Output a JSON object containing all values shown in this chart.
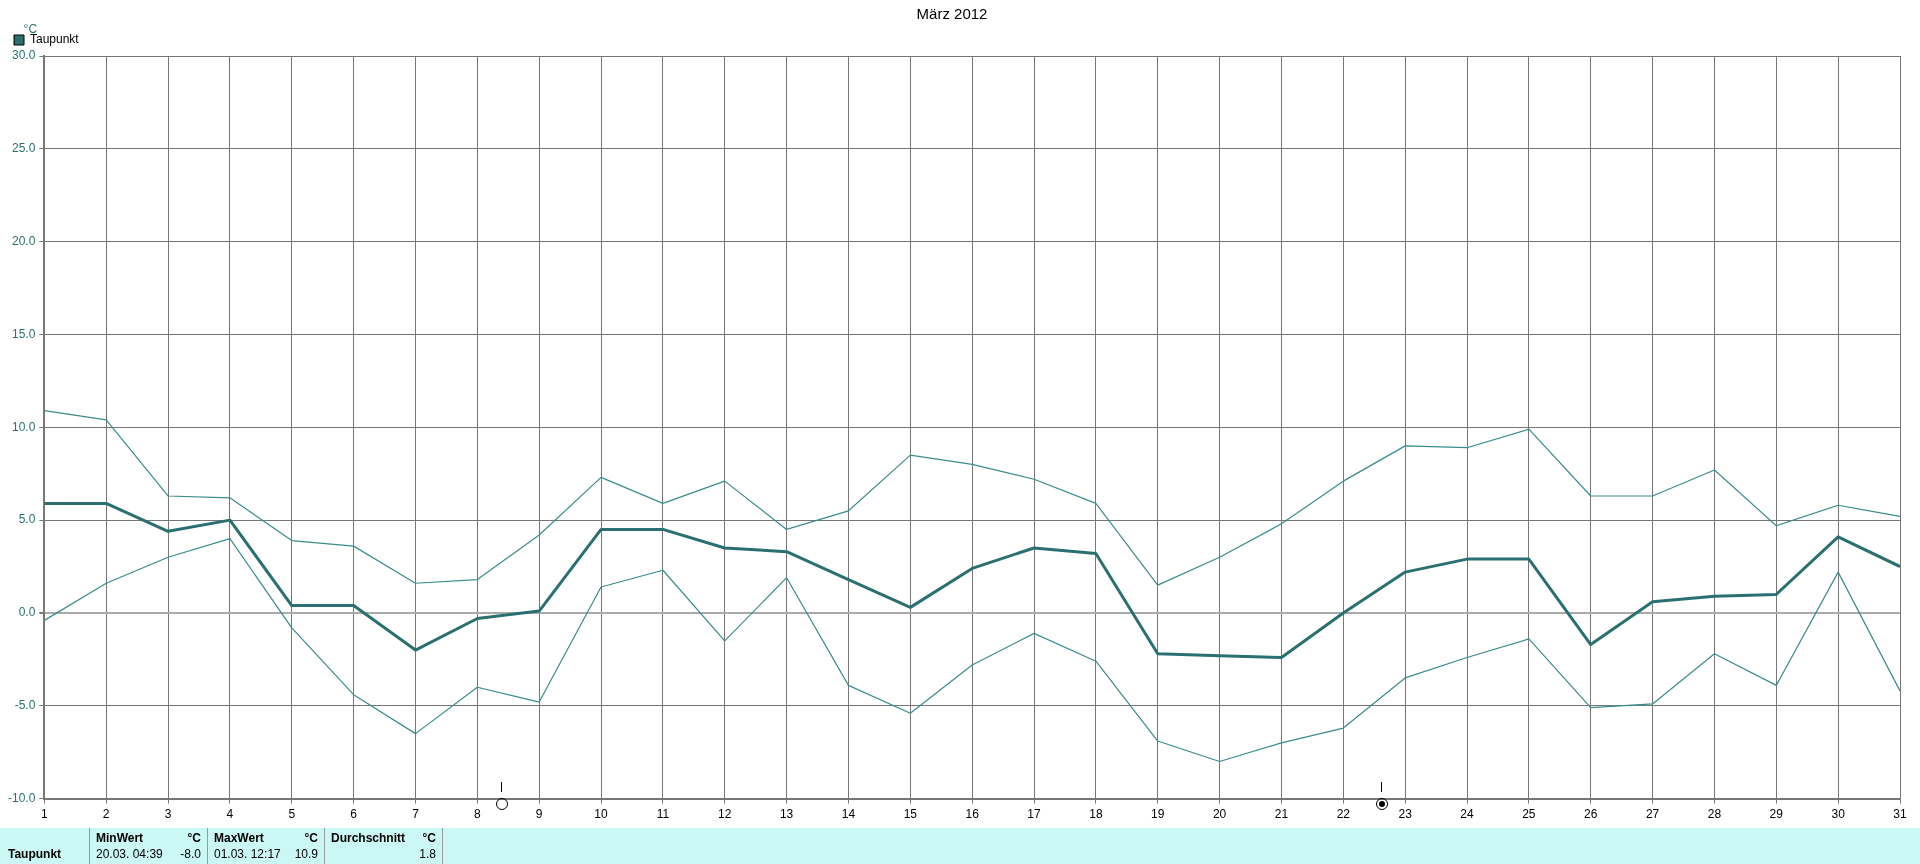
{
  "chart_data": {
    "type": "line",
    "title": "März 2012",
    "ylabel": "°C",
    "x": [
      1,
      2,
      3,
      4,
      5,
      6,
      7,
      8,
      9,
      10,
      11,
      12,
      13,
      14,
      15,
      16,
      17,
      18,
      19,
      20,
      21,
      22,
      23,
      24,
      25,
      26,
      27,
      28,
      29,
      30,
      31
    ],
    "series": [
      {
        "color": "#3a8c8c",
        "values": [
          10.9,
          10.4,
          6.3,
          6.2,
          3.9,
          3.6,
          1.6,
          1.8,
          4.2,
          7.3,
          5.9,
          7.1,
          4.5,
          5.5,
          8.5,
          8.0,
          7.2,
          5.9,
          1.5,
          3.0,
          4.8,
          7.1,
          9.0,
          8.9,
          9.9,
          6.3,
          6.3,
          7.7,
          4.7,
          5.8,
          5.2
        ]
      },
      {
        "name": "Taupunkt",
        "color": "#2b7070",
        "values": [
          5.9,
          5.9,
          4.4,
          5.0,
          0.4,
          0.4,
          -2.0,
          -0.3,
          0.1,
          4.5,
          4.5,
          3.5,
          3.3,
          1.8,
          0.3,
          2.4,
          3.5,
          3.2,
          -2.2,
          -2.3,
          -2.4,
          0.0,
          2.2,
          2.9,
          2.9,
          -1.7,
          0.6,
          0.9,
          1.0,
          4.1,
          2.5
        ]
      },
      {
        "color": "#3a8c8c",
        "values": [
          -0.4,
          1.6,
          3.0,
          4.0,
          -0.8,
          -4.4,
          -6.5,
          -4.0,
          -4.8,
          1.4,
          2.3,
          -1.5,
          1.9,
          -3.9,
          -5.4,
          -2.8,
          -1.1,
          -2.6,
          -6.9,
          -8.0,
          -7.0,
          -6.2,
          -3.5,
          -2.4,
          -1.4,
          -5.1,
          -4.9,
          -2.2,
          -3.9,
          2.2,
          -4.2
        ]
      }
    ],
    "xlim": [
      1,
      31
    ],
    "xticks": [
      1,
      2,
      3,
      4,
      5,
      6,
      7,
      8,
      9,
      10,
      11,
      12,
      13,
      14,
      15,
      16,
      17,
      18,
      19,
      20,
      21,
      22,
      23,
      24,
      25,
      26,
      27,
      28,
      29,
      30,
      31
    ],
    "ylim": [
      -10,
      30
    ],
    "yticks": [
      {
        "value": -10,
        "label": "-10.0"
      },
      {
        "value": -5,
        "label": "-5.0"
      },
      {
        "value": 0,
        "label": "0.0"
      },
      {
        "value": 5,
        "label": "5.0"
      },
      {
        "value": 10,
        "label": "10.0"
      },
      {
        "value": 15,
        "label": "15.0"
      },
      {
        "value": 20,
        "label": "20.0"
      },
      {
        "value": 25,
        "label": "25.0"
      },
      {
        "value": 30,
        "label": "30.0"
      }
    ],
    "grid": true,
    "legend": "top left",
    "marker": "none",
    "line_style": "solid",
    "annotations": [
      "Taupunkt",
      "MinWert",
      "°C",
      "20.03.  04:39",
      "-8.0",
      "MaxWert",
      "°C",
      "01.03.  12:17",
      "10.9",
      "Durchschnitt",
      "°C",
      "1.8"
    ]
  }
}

-=-=-

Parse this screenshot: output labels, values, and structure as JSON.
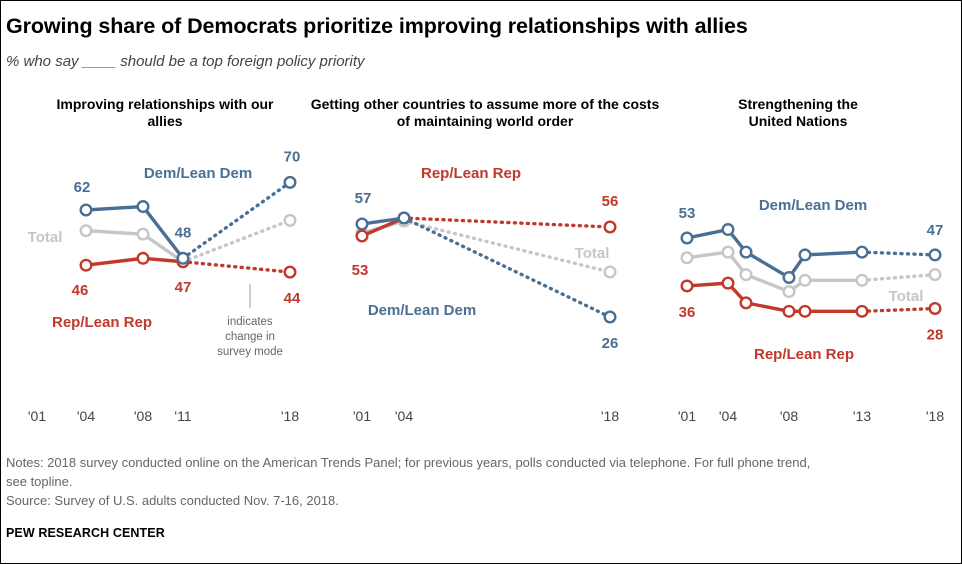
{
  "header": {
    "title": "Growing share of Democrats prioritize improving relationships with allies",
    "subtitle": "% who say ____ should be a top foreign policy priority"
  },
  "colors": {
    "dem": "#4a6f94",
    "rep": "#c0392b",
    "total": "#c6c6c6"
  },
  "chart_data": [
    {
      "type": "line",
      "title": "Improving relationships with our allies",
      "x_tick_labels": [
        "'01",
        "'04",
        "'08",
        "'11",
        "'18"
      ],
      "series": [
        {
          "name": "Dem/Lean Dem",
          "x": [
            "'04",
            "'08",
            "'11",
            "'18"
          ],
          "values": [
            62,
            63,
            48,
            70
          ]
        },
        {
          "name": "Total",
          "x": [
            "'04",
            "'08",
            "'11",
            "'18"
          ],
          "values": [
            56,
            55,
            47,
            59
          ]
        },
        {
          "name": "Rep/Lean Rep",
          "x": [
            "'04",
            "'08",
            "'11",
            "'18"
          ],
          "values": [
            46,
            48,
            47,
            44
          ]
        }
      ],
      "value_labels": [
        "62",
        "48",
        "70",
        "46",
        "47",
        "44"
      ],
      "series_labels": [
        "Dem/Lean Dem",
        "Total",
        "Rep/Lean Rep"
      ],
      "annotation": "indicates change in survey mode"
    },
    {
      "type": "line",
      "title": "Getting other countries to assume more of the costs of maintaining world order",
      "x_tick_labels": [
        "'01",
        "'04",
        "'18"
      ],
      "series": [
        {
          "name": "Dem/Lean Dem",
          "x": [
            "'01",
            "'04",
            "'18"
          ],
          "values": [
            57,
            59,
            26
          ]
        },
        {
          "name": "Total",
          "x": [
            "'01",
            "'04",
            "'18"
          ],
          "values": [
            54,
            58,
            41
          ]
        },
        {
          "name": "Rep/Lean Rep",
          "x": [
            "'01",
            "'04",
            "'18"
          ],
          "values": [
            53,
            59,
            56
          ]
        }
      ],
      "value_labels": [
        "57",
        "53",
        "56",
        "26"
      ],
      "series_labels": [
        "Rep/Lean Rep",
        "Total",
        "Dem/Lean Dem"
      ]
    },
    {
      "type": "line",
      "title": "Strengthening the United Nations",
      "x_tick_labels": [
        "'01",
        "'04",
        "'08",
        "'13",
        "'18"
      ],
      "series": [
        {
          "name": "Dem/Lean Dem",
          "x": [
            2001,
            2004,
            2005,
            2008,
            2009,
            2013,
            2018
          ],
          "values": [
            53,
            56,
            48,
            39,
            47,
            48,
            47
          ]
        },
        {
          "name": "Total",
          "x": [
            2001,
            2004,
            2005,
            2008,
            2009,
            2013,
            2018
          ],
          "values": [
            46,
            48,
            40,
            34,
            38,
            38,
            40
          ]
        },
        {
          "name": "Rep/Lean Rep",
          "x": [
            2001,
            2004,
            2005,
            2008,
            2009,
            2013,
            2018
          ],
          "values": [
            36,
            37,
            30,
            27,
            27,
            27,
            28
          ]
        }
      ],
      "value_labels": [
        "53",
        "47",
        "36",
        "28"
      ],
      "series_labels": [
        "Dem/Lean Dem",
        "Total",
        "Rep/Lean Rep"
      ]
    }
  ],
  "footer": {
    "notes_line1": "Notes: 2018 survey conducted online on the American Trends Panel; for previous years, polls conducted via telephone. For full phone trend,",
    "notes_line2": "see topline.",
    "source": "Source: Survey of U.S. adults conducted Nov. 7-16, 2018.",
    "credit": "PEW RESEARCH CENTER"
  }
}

-=-=-

* **TASK REQUIREMENTS**
Using the records above, select and copy every line that has the word "relationships".

* **OUTPUT**
    "title": "Growing share of Democrats prioritize improving relationships with allies",
      "title": "Improving relationships with our allies",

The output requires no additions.